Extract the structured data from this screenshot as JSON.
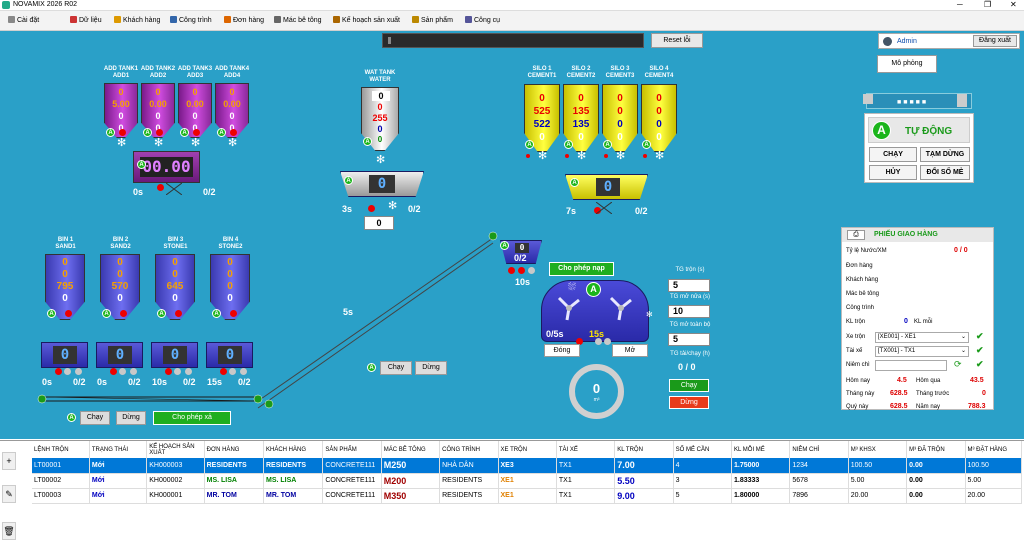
{
  "app_title": "NOVAMIX 2026 R02",
  "menu": [
    "Cài đặt",
    "Dữ liệu",
    "Khách hàng",
    "Công trình",
    "Đơn hàng",
    "Mác bê tông",
    "Kế hoạch sản xuất",
    "Sản phẩm",
    "Công cụ"
  ],
  "top": {
    "reset": "Reset lỗi",
    "user": "Admin",
    "logout": "Đăng xuất",
    "simulate": "Mô phỏng"
  },
  "add_tanks": [
    {
      "name": "ADD TANK1",
      "code": "ADD1",
      "v1": "0",
      "v2": "5.00",
      "v3": "0",
      "v4": "0"
    },
    {
      "name": "ADD TANK2",
      "code": "ADD2",
      "v1": "0",
      "v2": "0.00",
      "v3": "0",
      "v4": "0"
    },
    {
      "name": "ADD TANK3",
      "code": "ADD3",
      "v1": "0",
      "v2": "0.00",
      "v3": "0",
      "v4": "0"
    },
    {
      "name": "ADD TANK4",
      "code": "ADD4",
      "v1": "0",
      "v2": "0.00",
      "v3": "0",
      "v4": "0"
    }
  ],
  "add_scale": {
    "display": "00.00",
    "time": "0s",
    "count": "0/2"
  },
  "water": {
    "name": "WAT TANK",
    "code": "WATER",
    "v1": "0",
    "v2": "0",
    "v3": "255",
    "v4": "0",
    "v5": "0",
    "scale": "0",
    "time": "3s",
    "count": "0/2",
    "box": "0"
  },
  "silos": [
    {
      "name": "SILO 1",
      "code": "CEMENT1",
      "v1": "0",
      "v2": "525",
      "v3": "522",
      "v4": "0"
    },
    {
      "name": "SILO 2",
      "code": "CEMENT2",
      "v1": "0",
      "v2": "135",
      "v3": "135",
      "v4": "0"
    },
    {
      "name": "SILO 3",
      "code": "CEMENT3",
      "v1": "0",
      "v2": "0",
      "v3": "0",
      "v4": "0"
    },
    {
      "name": "SILO 4",
      "code": "CEMENT4",
      "v1": "0",
      "v2": "0",
      "v3": "0",
      "v4": "0"
    }
  ],
  "cement_scale": {
    "display": "0",
    "time": "7s",
    "count": "0/2"
  },
  "bins": [
    {
      "name": "BIN 1",
      "code": "SAND1",
      "v1": "0",
      "v2": "0",
      "v3": "795",
      "v4": "0",
      "scale": "0",
      "time": "0s",
      "count": "0/2"
    },
    {
      "name": "BIN 2",
      "code": "SAND2",
      "v1": "0",
      "v2": "0",
      "v3": "570",
      "v4": "0",
      "scale": "0",
      "time": "0s",
      "count": "0/2"
    },
    {
      "name": "BIN 3",
      "code": "STONE1",
      "v1": "0",
      "v2": "0",
      "v3": "645",
      "v4": "0",
      "scale": "0",
      "time": "10s",
      "count": "0/2"
    },
    {
      "name": "BIN 4",
      "code": "STONE2",
      "v1": "0",
      "v2": "0",
      "v3": "0",
      "v4": "0",
      "scale": "0",
      "time": "15s",
      "count": "0/2"
    }
  ],
  "conveyor": {
    "time": "5s",
    "run": "Chạy",
    "stop": "Dừng",
    "allow_discharge": "Cho phép xả"
  },
  "belt_btns": {
    "run": "Chạy",
    "stop": "Dừng"
  },
  "mixer": {
    "small_display": "0",
    "small_count": "0/2",
    "small_time": "10s",
    "allow_load": "Cho phép nạp",
    "time1": "0/5s",
    "time2": "15s",
    "close": "Đóng",
    "open": "Mở",
    "gauge": "0",
    "gauge_unit": "m³"
  },
  "mix_params": {
    "mix_time_label": "TG trộn (s)",
    "mix_time": "5",
    "half_open_label": "TG mở nửa (s)",
    "half_open": "10",
    "full_open_label": "TG mở toàn bộ",
    "full_open": "5",
    "trip_label": "TG tải/chạy (h)",
    "trip": "0 / 0",
    "run": "Chạy",
    "stop": "Dừng"
  },
  "auto_panel": {
    "badge": "A",
    "mode": "TỰ ĐỘNG",
    "run": "CHẠY",
    "pause": "TẠM DỪNG",
    "cancel": "HỦY",
    "change": "ĐỔI SỐ MẺ"
  },
  "ticket": {
    "title": "PHIẾU GIAO HÀNG",
    "ratio_label": "Tỷ lệ Nước/XM",
    "ratio": "0 / 0",
    "order": "Đơn hàng",
    "customer": "Khách hàng",
    "grade": "Mác bê tông",
    "site": "Công trình",
    "kl_tron": "KL trộn",
    "kl_val": "0",
    "kl_moi": "KL mỗi",
    "truck_label": "Xe trộn",
    "truck": "[XE001] - XE1",
    "driver_label": "Tài xế",
    "driver": "[TX001] - TX1",
    "seal_label": "Niêm chì",
    "today_label": "Hôm nay",
    "today": "4.5",
    "yesterday_label": "Hôm qua",
    "yesterday": "43.5",
    "month_label": "Tháng này",
    "month": "628.5",
    "last_month_label": "Tháng trước",
    "last_month": "0",
    "quarter_label": "Quý này",
    "quarter": "628.5",
    "year_label": "Năm nay",
    "year": "788.3"
  },
  "table": {
    "headers": [
      "LỆNH TRỘN",
      "TRẠNG THÁI",
      "KẾ HOẠCH SẢN XUẤT",
      "ĐƠN HÀNG",
      "KHÁCH HÀNG",
      "SẢN PHẨM",
      "MÁC BÊ TÔNG",
      "CÔNG TRÌNH",
      "XE TRỘN",
      "TÀI XẾ",
      "KL TRỘN",
      "SỐ MẺ CẦN",
      "KL MỖI MẺ",
      "NIÊM CHÌ",
      "M³ KHSX",
      "M³ ĐÃ TRỘN",
      "M³ ĐẶT HÀNG"
    ],
    "rows": [
      [
        "LT00001",
        "Mới",
        "KH000003",
        "RESIDENTS",
        "RESIDENTS",
        "CONCRETE111",
        "M250",
        "NHÀ DÂN",
        "XE3",
        "TX1",
        "7.00",
        "4",
        "1.75000",
        "1234",
        "100.50",
        "0.00",
        "100.50"
      ],
      [
        "LT00002",
        "Mới",
        "KH000002",
        "MS. LISA",
        "MS. LISA",
        "CONCRETE111",
        "M200",
        "RESIDENTS",
        "XE1",
        "TX1",
        "5.50",
        "3",
        "1.83333",
        "5678",
        "5.00",
        "0.00",
        "5.00"
      ],
      [
        "LT00003",
        "Mới",
        "KH000001",
        "MR. TOM",
        "MR. TOM",
        "CONCRETE111",
        "M350",
        "RESIDENTS",
        "XE1",
        "TX1",
        "9.00",
        "5",
        "1.80000",
        "7896",
        "20.00",
        "0.00",
        "20.00"
      ]
    ]
  }
}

....

→ Task to complete:
What you return should match the records above word for word, minus the pictures.

→ Result for this exercise:
Extract the structured data from this screenshot as JSON.
{
  "app_title": "NOVAMIX 2026 R02",
  "menu": [
    "Cài đặt",
    "Dữ liệu",
    "Khách hàng",
    "Công trình",
    "Đơn hàng",
    "Mác bê tông",
    "Kế hoạch sản xuất",
    "Sản phẩm",
    "Công cụ"
  ],
  "top": {
    "reset": "Reset lỗi",
    "user": "Admin",
    "logout": "Đăng xuất",
    "simulate": "Mô phỏng"
  },
  "add_tanks": [
    {
      "name": "ADD TANK1",
      "code": "ADD1",
      "v1": "0",
      "v2": "5.00",
      "v3": "0",
      "v4": "0"
    },
    {
      "name": "ADD TANK2",
      "code": "ADD2",
      "v1": "0",
      "v2": "0.00",
      "v3": "0",
      "v4": "0"
    },
    {
      "name": "ADD TANK3",
      "code": "ADD3",
      "v1": "0",
      "v2": "0.00",
      "v3": "0",
      "v4": "0"
    },
    {
      "name": "ADD TANK4",
      "code": "ADD4",
      "v1": "0",
      "v2": "0.00",
      "v3": "0",
      "v4": "0"
    }
  ],
  "add_scale": {
    "display": "00.00",
    "time": "0s",
    "count": "0/2"
  },
  "water": {
    "name": "WAT TANK",
    "code": "WATER",
    "v1": "0",
    "v2": "0",
    "v3": "255",
    "v4": "0",
    "v5": "0",
    "scale": "0",
    "time": "3s",
    "count": "0/2",
    "box": "0"
  },
  "silos": [
    {
      "name": "SILO 1",
      "code": "CEMENT1",
      "v1": "0",
      "v2": "525",
      "v3": "522",
      "v4": "0"
    },
    {
      "name": "SILO 2",
      "code": "CEMENT2",
      "v1": "0",
      "v2": "135",
      "v3": "135",
      "v4": "0"
    },
    {
      "name": "SILO 3",
      "code": "CEMENT3",
      "v1": "0",
      "v2": "0",
      "v3": "0",
      "v4": "0"
    },
    {
      "name": "SILO 4",
      "code": "CEMENT4",
      "v1": "0",
      "v2": "0",
      "v3": "0",
      "v4": "0"
    }
  ],
  "cement_scale": {
    "display": "0",
    "time": "7s",
    "count": "0/2"
  },
  "bins": [
    {
      "name": "BIN 1",
      "code": "SAND1",
      "v1": "0",
      "v2": "0",
      "v3": "795",
      "v4": "0",
      "scale": "0",
      "time": "0s",
      "count": "0/2"
    },
    {
      "name": "BIN 2",
      "code": "SAND2",
      "v1": "0",
      "v2": "0",
      "v3": "570",
      "v4": "0",
      "scale": "0",
      "time": "0s",
      "count": "0/2"
    },
    {
      "name": "BIN 3",
      "code": "STONE1",
      "v1": "0",
      "v2": "0",
      "v3": "645",
      "v4": "0",
      "scale": "0",
      "time": "10s",
      "count": "0/2"
    },
    {
      "name": "BIN 4",
      "code": "STONE2",
      "v1": "0",
      "v2": "0",
      "v3": "0",
      "v4": "0",
      "scale": "0",
      "time": "15s",
      "count": "0/2"
    }
  ],
  "conveyor": {
    "time": "5s",
    "run": "Chạy",
    "stop": "Dừng",
    "allow_discharge": "Cho phép xả"
  },
  "belt_btns": {
    "run": "Chạy",
    "stop": "Dừng"
  },
  "mixer": {
    "small_display": "0",
    "small_count": "0/2",
    "small_time": "10s",
    "allow_load": "Cho phép nạp",
    "time1": "0/5s",
    "time2": "15s",
    "close": "Đóng",
    "open": "Mở",
    "gauge": "0",
    "gauge_unit": "m³"
  },
  "mix_params": {
    "mix_time_label": "TG trộn (s)",
    "mix_time": "5",
    "half_open_label": "TG mở nửa (s)",
    "half_open": "10",
    "full_open_label": "TG mở toàn bộ",
    "full_open": "5",
    "trip_label": "TG tải/chạy (h)",
    "trip": "0 / 0",
    "run": "Chạy",
    "stop": "Dừng"
  },
  "auto_panel": {
    "badge": "A",
    "mode": "TỰ ĐỘNG",
    "run": "CHẠY",
    "pause": "TẠM DỪNG",
    "cancel": "HỦY",
    "change": "ĐỔI SỐ MẺ"
  },
  "ticket": {
    "title": "PHIẾU GIAO HÀNG",
    "ratio_label": "Tỷ lệ Nước/XM",
    "ratio": "0 / 0",
    "order": "Đơn hàng",
    "customer": "Khách hàng",
    "grade": "Mác bê tông",
    "site": "Công trình",
    "kl_tron": "KL trộn",
    "kl_val": "0",
    "kl_moi": "KL mỗi",
    "truck_label": "Xe trộn",
    "truck": "[XE001] - XE1",
    "driver_label": "Tài xế",
    "driver": "[TX001] - TX1",
    "seal_label": "Niêm chì",
    "today_label": "Hôm nay",
    "today": "4.5",
    "yesterday_label": "Hôm qua",
    "yesterday": "43.5",
    "month_label": "Tháng này",
    "month": "628.5",
    "last_month_label": "Tháng trước",
    "last_month": "0",
    "quarter_label": "Quý này",
    "quarter": "628.5",
    "year_label": "Năm nay",
    "year": "788.3"
  },
  "table": {
    "headers": [
      "LỆNH TRỘN",
      "TRẠNG THÁI",
      "KẾ HOẠCH SẢN XUẤT",
      "ĐƠN HÀNG",
      "KHÁCH HÀNG",
      "SẢN PHẨM",
      "MÁC BÊ TÔNG",
      "CÔNG TRÌNH",
      "XE TRỘN",
      "TÀI XẾ",
      "KL TRỘN",
      "SỐ MẺ CẦN",
      "KL MỖI MẺ",
      "NIÊM CHÌ",
      "M³ KHSX",
      "M³ ĐÃ TRỘN",
      "M³ ĐẶT HÀNG"
    ],
    "rows": [
      [
        "LT00001",
        "Mới",
        "KH000003",
        "RESIDENTS",
        "RESIDENTS",
        "CONCRETE111",
        "M250",
        "NHÀ DÂN",
        "XE3",
        "TX1",
        "7.00",
        "4",
        "1.75000",
        "1234",
        "100.50",
        "0.00",
        "100.50"
      ],
      [
        "LT00002",
        "Mới",
        "KH000002",
        "MS. LISA",
        "MS. LISA",
        "CONCRETE111",
        "M200",
        "RESIDENTS",
        "XE1",
        "TX1",
        "5.50",
        "3",
        "1.83333",
        "5678",
        "5.00",
        "0.00",
        "5.00"
      ],
      [
        "LT00003",
        "Mới",
        "KH000001",
        "MR. TOM",
        "MR. TOM",
        "CONCRETE111",
        "M350",
        "RESIDENTS",
        "XE1",
        "TX1",
        "9.00",
        "5",
        "1.80000",
        "7896",
        "20.00",
        "0.00",
        "20.00"
      ]
    ]
  }
}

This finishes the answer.